▶ **Exercise task**: Write out each line that follows exactly as it stands, without the pictures.

▶ **Supplied material**:
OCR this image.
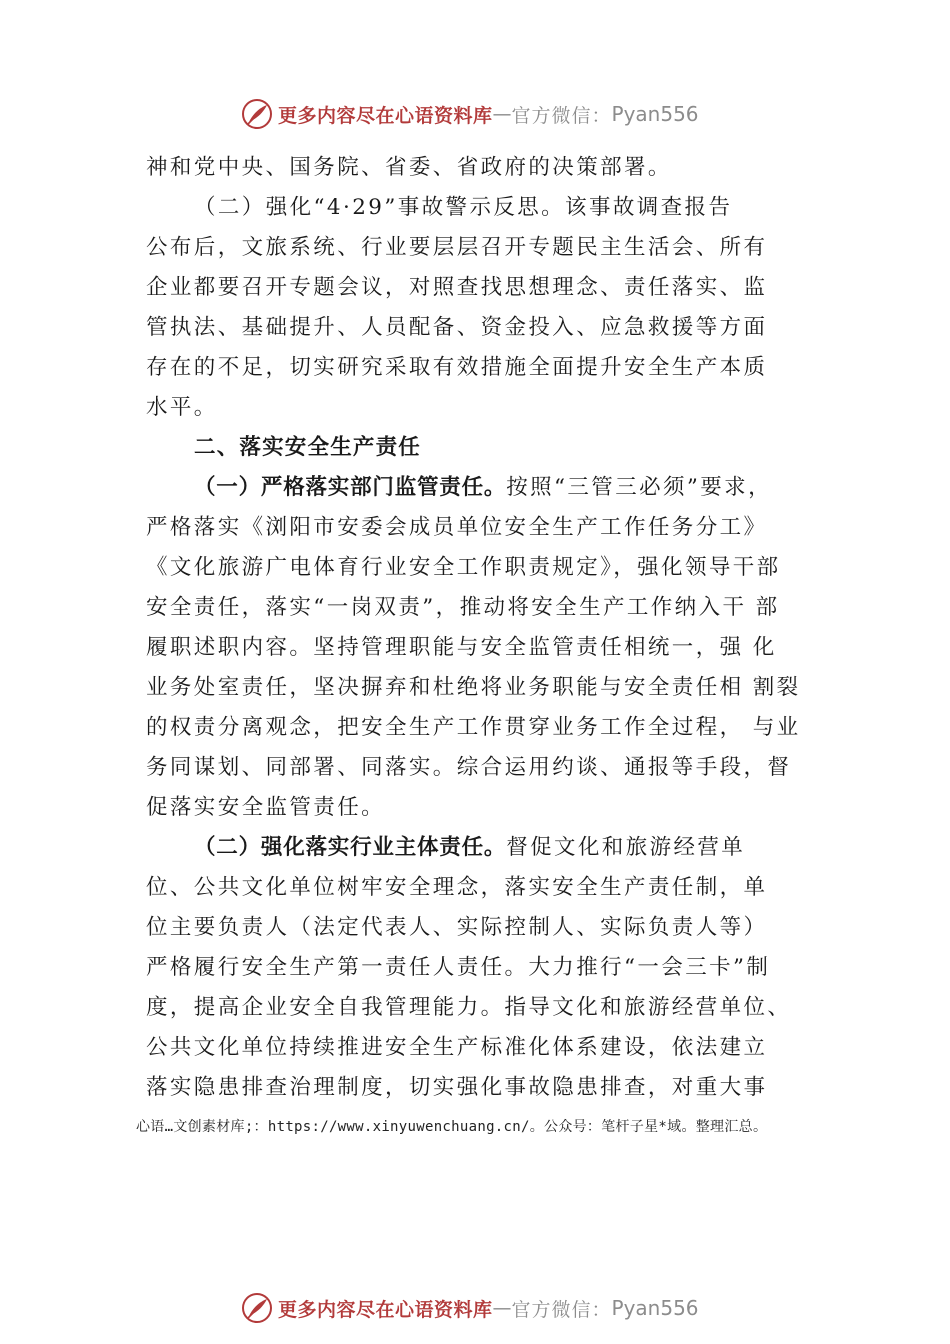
更多内容尽在心语资料库 — 官方微信： Pyan556
神和党中央、国务院、省委、省政府的决策部署。
（二）强化“4·29”事故警示反思。该事故调查报告
公布后，文旅系统、行业要层层召开专题民主生活会、所有
企业都要召开专题会议，对照查找思想理念、责任落实、监
管执法、基础提升、人员配备、资金投入、应急救援等方面
存在的不足，切实研究采取有效措施全面提升安全生产本质
水平。
二、落实安全生产责任
（一）严格落实部门监管责任。按照“三管三必须”要求，
严格落实《浏阳市安委会成员单位安全生产工作任务分工》
《文化旅游广电体育行业安全工作职责规定》，强化领导干部
安全责任，落实“一岗双责”，推动将安全生产工作纳入干 部
履职述职内容。坚持管理职能与安全监管责任相统一，强 化
业务处室责任，坚决摒弃和杜绝将业务职能与安全责任相 割裂
的权责分离观念，把安全生产工作贯穿业务工作全过程， 与业
务同谋划、同部署、同落实。综合运用约谈、通报等手段，督
促落实安全监管责任。
（二）强化落实行业主体责任。督促文化和旅游经营单
位、公共文化单位树牢安全理念，落实安全生产责任制，单
位主要负责人（法定代表人、实际控制人、实际负责人等）
严格履行安全生产第一责任人责任。大力推行“一会三卡”制
度，提高企业安全自我管理能力。指导文化和旅游经营单位、
公共文化单位持续推进安全生产标准化体系建设，依法建立
落实隐患排查治理制度，切实强化事故隐患排查，对重大事
心语…文创素材库;：https://www.xinyuwenchuang.cn/。公众号：笔杆子星*域。整理汇总。
更多内容尽在心语资料库 — 官方微信： Pyan556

▶ **Solution to this problem**:
OCR this image.
更多内容尽在心语资料库 — 官方微信： Pyan556
神和党中央、国务院、省委、省政府的决策部署。
（二）强化“4·29”事故警示反思。该事故调查报告
公布后，文旅系统、行业要层层召开专题民主生活会、所有
企业都要召开专题会议，对照查找思想理念、责任落实、监
管执法、基础提升、人员配备、资金投入、应急救援等方面
存在的不足，切实研究采取有效措施全面提升安全生产本质
水平。
二、落实安全生产责任
（一）严格落实部门监管责任。按照“三管三必须”要求，
严格落实《浏阳市安委会成员单位安全生产工作任务分工》
《文化旅游广电体育行业安全工作职责规定》，强化领导干部
安全责任，落实“一岗双责”，推动将安全生产工作纳入干 部
履职述职内容。坚持管理职能与安全监管责任相统一，强 化
业务处室责任，坚决摒弃和杜绝将业务职能与安全责任相 割裂
的权责分离观念，把安全生产工作贯穿业务工作全过程， 与业
务同谋划、同部署、同落实。综合运用约谈、通报等手段，督
促落实安全监管责任。
（二）强化落实行业主体责任。督促文化和旅游经营单
位、公共文化单位树牢安全理念，落实安全生产责任制，单
位主要负责人（法定代表人、实际控制人、实际负责人等）
严格履行安全生产第一责任人责任。大力推行“一会三卡”制
度，提高企业安全自我管理能力。指导文化和旅游经营单位、
公共文化单位持续推进安全生产标准化体系建设，依法建立
落实隐患排查治理制度，切实强化事故隐患排查，对重大事
心语…文创素材库;：https://www.xinyuwenchuang.cn/。公众号：笔杆子星*域。整理汇总。
更多内容尽在心语资料库 — 官方微信： Pyan556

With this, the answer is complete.